WHAT YOU NEED TO DO
What lines of the data include the string "That"? Copy them all.

INPUT RECORDS
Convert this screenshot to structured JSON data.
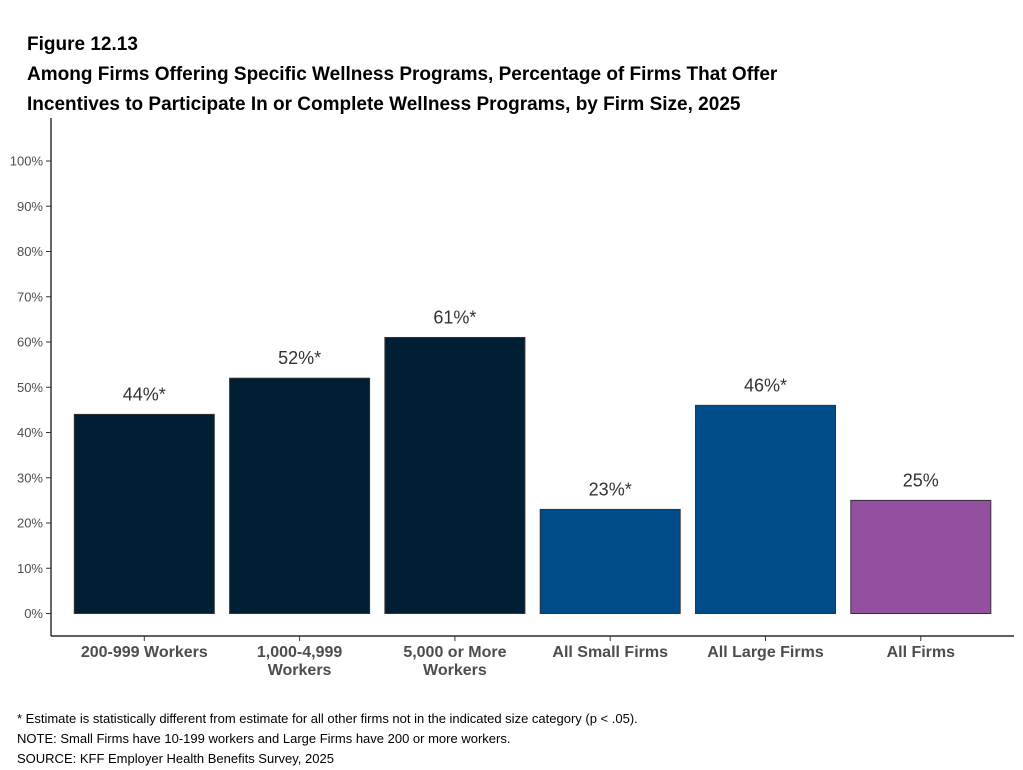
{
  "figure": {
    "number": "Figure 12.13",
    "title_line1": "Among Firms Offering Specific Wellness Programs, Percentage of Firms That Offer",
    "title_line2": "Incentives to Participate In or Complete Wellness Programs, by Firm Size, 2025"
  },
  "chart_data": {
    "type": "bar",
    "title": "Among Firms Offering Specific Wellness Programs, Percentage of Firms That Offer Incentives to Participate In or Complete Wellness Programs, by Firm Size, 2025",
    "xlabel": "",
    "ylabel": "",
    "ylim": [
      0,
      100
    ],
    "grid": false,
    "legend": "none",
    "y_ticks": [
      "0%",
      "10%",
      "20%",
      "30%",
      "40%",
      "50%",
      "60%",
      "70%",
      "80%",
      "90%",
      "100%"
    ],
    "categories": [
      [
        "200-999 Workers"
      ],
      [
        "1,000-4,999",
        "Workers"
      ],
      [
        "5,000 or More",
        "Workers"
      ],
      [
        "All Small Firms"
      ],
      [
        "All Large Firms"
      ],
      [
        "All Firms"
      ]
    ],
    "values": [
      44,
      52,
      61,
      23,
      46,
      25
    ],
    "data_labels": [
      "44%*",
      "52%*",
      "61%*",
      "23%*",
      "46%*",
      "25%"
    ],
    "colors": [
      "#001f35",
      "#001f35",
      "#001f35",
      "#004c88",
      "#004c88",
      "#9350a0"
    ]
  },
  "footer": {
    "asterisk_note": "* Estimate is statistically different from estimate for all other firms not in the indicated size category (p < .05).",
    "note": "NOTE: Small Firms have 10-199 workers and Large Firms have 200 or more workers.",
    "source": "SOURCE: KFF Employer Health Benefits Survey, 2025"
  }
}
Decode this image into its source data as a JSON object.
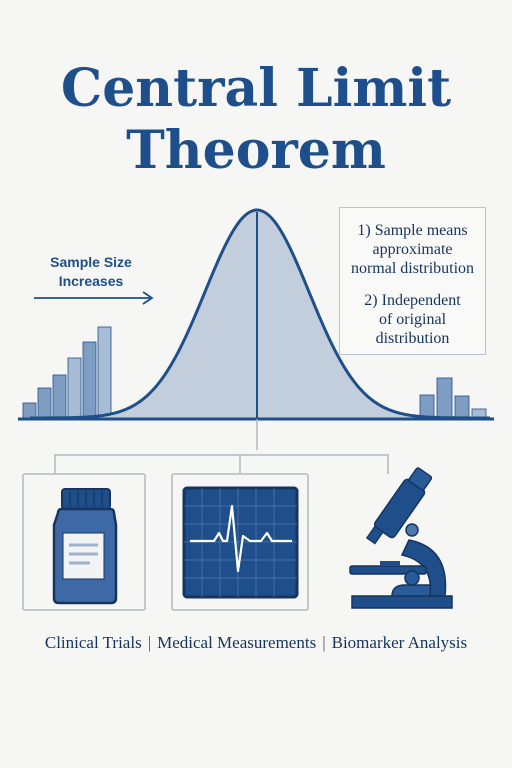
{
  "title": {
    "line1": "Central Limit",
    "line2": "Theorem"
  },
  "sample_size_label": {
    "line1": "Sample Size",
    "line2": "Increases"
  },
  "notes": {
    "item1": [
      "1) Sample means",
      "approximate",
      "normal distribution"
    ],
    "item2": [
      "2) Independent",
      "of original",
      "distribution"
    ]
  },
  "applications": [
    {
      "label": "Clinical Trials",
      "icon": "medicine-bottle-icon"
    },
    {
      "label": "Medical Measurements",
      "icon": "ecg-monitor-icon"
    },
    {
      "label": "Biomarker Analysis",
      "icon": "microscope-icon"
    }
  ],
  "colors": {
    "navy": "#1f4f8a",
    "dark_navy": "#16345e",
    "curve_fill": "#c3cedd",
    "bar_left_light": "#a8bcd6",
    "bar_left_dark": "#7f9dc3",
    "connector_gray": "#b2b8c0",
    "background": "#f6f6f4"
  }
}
---
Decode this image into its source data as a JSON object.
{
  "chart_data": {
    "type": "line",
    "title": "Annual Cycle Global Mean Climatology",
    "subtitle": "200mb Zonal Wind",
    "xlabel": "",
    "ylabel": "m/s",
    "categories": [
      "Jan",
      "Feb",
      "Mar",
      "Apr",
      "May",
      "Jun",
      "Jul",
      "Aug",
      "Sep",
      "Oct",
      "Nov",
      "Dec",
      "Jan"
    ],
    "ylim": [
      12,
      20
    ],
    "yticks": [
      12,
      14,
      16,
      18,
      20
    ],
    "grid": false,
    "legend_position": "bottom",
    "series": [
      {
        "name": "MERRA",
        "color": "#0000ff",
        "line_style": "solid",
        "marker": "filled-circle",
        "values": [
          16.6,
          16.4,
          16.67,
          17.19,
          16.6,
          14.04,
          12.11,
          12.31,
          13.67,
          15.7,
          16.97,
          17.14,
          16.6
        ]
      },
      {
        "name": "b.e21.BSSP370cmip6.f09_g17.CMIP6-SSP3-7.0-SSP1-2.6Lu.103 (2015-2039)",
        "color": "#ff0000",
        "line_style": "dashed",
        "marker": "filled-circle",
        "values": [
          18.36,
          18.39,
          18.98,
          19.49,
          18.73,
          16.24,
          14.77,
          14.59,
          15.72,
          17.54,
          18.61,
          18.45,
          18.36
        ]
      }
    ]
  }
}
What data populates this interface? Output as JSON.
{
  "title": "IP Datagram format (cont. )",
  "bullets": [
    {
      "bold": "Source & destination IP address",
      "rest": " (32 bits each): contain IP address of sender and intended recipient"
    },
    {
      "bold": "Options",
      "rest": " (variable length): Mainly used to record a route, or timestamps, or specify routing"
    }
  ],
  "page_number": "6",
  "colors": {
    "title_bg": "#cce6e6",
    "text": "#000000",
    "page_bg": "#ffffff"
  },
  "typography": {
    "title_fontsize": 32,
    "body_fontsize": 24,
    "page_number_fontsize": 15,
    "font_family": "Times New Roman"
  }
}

WRITTEN RESPONSE
    "title_line1": "Among Firms Offering Specific Wellness Programs, Percentage of Firms That Offer",
    "title": "Among Firms Offering Specific Wellness Programs, Percentage of Firms That Offer Incentives to Participate In or Complete Wellness Programs, by Firm Size, 2025",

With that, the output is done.